Please report every line from the material that contains the word "name".

[Items from a data source]

════════════════════

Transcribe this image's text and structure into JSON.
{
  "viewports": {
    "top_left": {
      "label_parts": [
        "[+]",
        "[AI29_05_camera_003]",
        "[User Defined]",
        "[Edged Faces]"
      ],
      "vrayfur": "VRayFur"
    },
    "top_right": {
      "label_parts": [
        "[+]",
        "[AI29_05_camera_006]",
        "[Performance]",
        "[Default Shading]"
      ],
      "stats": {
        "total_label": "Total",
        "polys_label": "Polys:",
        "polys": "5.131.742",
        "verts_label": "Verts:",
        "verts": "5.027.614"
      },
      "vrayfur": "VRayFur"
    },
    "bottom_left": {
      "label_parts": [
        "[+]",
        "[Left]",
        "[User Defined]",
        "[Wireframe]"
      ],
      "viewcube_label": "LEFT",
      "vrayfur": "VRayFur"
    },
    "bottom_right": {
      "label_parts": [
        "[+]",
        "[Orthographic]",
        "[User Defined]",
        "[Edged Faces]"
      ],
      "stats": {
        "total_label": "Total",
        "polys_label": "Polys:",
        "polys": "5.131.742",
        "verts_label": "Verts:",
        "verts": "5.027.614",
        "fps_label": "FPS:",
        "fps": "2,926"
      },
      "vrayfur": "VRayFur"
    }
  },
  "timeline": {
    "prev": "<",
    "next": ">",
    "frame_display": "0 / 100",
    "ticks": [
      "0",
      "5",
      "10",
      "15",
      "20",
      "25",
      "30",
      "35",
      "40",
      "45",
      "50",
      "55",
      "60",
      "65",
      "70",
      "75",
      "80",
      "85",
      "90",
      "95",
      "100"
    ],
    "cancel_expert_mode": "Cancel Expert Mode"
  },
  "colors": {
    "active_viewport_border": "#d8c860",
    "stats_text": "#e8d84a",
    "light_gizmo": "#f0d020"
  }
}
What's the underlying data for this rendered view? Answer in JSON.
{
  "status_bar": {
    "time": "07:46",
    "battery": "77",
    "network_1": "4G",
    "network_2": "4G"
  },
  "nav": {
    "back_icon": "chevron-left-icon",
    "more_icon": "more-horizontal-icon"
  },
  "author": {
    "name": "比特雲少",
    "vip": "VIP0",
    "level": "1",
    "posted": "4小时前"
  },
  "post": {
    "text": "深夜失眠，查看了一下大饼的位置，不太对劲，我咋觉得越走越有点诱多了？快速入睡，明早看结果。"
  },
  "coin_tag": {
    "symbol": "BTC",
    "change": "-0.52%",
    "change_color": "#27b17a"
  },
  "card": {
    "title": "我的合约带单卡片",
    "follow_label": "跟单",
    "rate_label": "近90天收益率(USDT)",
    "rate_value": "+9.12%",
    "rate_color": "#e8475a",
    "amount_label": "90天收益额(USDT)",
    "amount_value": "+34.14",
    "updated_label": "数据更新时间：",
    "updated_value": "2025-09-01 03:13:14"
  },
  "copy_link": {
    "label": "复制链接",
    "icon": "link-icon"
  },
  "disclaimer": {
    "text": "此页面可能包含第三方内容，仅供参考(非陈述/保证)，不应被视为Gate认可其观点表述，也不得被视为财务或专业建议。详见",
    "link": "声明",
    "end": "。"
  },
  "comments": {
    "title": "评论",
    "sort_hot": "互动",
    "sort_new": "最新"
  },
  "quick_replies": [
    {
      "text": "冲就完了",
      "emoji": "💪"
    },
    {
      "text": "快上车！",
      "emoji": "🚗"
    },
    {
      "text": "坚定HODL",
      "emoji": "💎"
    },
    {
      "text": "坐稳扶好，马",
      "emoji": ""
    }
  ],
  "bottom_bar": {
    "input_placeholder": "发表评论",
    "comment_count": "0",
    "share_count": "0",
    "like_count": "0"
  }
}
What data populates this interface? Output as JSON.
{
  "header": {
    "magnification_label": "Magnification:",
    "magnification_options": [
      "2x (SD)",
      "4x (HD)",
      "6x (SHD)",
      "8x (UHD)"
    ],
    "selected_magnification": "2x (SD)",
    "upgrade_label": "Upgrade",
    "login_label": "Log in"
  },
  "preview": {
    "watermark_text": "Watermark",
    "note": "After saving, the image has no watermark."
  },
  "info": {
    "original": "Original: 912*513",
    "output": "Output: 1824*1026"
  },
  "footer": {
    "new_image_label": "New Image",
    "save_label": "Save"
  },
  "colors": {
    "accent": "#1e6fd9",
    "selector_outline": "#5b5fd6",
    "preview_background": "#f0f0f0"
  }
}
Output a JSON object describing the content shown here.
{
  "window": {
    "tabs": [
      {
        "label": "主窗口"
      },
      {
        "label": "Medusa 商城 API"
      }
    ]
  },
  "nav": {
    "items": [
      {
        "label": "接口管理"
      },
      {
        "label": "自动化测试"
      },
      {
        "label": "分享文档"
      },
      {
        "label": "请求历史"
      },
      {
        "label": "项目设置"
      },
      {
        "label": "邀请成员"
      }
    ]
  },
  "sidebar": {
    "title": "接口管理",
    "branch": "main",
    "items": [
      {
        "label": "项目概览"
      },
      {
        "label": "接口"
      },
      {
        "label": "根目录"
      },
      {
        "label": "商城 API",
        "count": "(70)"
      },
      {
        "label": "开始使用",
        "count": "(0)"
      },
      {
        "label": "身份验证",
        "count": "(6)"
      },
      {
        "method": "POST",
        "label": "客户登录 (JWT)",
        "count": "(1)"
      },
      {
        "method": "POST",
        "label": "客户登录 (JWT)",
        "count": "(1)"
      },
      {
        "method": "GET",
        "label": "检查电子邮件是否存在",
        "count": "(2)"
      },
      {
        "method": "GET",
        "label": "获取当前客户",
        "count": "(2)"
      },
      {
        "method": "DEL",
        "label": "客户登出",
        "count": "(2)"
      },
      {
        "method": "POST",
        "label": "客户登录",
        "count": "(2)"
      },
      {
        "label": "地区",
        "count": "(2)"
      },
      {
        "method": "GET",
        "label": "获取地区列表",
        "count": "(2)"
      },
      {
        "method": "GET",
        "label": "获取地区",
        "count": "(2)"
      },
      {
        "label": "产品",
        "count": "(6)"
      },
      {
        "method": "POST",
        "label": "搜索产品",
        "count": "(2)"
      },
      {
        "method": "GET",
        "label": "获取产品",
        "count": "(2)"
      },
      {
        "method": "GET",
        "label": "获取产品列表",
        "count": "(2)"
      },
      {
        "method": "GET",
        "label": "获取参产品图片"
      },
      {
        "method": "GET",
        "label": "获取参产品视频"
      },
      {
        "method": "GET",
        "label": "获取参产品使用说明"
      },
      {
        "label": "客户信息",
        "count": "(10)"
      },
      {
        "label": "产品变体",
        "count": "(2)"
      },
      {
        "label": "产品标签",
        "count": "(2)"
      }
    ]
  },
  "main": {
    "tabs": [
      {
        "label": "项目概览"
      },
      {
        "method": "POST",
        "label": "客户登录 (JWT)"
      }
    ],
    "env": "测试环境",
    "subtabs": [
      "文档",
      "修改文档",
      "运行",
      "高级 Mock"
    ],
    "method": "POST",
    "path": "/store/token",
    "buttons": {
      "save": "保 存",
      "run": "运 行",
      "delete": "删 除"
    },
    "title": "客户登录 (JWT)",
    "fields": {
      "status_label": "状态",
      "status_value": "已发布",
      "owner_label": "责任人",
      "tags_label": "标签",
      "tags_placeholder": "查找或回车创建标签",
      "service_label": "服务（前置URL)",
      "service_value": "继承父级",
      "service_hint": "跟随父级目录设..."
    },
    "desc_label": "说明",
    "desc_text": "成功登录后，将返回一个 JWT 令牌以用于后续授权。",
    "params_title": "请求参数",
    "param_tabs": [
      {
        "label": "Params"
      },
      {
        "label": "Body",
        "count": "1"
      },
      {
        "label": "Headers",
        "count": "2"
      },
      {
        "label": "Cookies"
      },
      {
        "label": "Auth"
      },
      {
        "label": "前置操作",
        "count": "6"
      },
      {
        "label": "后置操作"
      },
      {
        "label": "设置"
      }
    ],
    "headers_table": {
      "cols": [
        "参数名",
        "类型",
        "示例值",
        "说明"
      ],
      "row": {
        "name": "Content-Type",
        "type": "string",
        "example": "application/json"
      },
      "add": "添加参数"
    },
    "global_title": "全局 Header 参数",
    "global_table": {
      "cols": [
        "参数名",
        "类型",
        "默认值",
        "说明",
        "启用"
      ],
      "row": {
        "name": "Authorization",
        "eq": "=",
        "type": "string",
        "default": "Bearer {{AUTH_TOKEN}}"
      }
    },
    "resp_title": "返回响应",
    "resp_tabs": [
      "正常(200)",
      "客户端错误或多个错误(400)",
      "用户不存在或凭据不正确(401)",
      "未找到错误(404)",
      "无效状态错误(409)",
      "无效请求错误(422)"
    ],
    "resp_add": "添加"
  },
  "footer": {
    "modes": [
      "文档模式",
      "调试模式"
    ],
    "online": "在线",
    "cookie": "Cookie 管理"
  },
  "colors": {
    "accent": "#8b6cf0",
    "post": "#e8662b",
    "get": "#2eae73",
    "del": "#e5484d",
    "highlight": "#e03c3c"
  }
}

════════════════════

### ANSWER TO THIS TASK
    "name": "比特雲少",
        "name": "Content-Type",
        "name": "Authorization",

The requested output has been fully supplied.